WHAT THE TASK ASKS: In the data that follows, count each line holding the string "usage"; answer with the number only.

═══ INFORMATION SHOWN ═══

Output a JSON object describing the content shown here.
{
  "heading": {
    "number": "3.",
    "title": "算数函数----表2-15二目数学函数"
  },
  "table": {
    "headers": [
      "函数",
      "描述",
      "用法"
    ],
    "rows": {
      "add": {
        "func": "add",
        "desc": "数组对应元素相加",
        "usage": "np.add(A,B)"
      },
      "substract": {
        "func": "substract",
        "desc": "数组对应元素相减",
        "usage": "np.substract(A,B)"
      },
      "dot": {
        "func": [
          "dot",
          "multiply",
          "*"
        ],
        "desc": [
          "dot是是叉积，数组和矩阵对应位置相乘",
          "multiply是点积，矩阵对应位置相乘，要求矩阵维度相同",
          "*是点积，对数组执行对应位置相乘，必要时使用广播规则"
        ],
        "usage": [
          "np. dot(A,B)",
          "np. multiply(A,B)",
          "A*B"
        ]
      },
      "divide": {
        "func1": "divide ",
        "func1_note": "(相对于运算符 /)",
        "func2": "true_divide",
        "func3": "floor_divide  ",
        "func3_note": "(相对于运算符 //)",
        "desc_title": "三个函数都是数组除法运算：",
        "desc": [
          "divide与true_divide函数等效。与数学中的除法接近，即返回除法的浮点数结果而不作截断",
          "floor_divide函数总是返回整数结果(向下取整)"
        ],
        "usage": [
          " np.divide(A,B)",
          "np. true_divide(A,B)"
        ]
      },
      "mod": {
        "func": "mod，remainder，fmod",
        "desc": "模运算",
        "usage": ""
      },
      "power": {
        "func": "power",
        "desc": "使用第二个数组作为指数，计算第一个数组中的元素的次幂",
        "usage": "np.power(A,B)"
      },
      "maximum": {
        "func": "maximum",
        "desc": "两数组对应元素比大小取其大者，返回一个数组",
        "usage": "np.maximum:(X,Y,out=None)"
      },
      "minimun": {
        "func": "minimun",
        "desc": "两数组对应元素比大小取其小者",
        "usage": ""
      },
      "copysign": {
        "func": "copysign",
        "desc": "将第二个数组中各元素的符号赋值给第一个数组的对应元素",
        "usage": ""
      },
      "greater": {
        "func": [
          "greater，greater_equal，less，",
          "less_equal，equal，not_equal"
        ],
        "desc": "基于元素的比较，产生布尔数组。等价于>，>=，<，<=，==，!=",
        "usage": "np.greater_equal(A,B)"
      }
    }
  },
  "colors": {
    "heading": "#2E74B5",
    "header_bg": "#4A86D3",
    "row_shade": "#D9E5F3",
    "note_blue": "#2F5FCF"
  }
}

═══

TASK RESPONSE: 10